» Input rows
------

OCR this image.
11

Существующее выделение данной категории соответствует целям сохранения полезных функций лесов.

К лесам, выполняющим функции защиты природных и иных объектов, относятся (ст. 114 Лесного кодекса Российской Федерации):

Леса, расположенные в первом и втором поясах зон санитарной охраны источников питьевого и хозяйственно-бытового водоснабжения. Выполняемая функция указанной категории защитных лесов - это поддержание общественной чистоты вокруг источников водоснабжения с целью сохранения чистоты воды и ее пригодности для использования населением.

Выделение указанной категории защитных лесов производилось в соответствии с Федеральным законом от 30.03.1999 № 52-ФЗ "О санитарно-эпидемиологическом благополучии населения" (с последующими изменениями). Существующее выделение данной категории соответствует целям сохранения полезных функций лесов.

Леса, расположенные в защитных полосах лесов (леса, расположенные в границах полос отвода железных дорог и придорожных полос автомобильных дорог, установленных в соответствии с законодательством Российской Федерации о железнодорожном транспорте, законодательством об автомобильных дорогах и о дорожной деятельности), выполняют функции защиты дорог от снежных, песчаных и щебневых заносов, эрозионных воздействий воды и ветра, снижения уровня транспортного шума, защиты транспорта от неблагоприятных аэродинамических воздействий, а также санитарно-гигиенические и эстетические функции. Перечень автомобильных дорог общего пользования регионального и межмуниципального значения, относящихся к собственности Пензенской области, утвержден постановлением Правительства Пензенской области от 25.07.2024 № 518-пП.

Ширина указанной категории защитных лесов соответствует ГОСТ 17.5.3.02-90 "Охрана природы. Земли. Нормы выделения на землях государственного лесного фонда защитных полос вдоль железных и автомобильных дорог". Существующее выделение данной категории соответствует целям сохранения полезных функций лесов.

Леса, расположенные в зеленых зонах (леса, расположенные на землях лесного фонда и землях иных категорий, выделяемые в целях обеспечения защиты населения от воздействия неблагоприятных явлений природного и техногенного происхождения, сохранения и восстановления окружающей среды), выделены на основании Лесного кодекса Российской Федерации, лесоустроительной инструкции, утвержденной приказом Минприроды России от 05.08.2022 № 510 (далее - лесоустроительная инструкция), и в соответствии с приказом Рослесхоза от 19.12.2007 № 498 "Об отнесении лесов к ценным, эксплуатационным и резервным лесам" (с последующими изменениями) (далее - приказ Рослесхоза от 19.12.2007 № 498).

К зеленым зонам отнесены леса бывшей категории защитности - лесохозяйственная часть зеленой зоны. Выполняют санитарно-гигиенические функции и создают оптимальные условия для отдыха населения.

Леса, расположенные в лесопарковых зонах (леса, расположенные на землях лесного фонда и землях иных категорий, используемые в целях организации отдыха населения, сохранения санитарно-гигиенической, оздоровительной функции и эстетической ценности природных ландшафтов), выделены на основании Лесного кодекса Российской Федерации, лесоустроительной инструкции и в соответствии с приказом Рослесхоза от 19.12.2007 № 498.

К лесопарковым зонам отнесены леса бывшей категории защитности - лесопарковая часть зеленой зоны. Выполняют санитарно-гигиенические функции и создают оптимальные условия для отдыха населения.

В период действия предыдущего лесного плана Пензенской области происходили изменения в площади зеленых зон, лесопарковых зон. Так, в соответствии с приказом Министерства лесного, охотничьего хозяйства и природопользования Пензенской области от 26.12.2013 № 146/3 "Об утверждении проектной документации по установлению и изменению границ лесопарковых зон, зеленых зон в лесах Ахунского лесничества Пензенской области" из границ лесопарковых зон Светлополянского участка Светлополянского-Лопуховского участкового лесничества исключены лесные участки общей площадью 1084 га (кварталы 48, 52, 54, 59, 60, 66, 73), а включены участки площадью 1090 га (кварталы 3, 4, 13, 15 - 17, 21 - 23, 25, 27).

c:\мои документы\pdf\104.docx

------

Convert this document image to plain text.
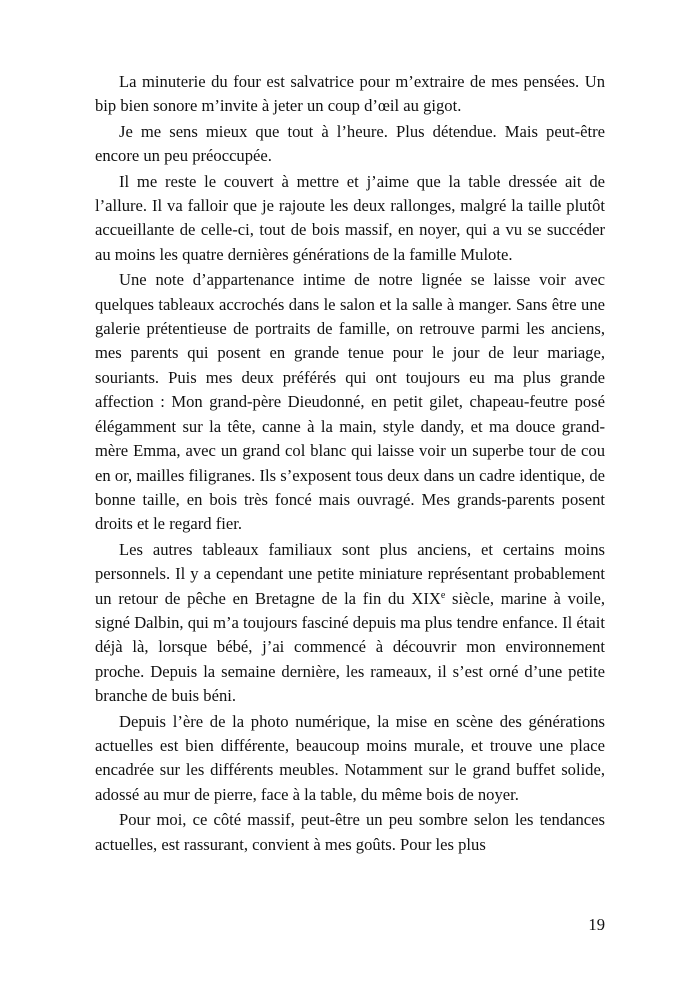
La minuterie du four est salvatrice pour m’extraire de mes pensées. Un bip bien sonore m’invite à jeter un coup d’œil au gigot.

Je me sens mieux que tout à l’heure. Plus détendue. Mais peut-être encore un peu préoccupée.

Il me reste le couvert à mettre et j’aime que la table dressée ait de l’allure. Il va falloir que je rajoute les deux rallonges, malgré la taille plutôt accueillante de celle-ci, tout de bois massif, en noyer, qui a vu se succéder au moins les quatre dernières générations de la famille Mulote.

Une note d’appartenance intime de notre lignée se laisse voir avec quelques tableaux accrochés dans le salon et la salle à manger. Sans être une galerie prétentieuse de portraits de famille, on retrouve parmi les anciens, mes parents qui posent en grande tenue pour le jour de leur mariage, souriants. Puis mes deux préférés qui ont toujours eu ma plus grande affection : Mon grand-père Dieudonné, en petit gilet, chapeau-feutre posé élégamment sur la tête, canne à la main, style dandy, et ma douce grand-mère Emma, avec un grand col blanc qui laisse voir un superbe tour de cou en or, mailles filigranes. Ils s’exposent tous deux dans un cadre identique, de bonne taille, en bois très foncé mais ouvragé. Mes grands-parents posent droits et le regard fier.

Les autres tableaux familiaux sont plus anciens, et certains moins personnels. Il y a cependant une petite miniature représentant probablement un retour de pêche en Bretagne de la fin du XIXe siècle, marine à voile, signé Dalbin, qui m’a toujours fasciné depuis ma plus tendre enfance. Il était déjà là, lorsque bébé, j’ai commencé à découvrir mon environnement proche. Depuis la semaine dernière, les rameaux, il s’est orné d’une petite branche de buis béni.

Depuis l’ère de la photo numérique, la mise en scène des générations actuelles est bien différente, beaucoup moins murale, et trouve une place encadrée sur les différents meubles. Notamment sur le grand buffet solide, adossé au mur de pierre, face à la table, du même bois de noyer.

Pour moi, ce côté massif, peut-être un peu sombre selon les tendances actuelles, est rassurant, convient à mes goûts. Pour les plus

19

------

» Given exercise
Show the lines from the data above that contain the string "peut".

» Output of the exercise
Je me sens mieux que tout à l’heure. Plus détendue. Mais peut-être encore un peu préoccupée.
Pour moi, ce côté massif, peut-être un peu sombre selon les tendances actuelles, est rassurant, convient à mes goûts. Pour les plus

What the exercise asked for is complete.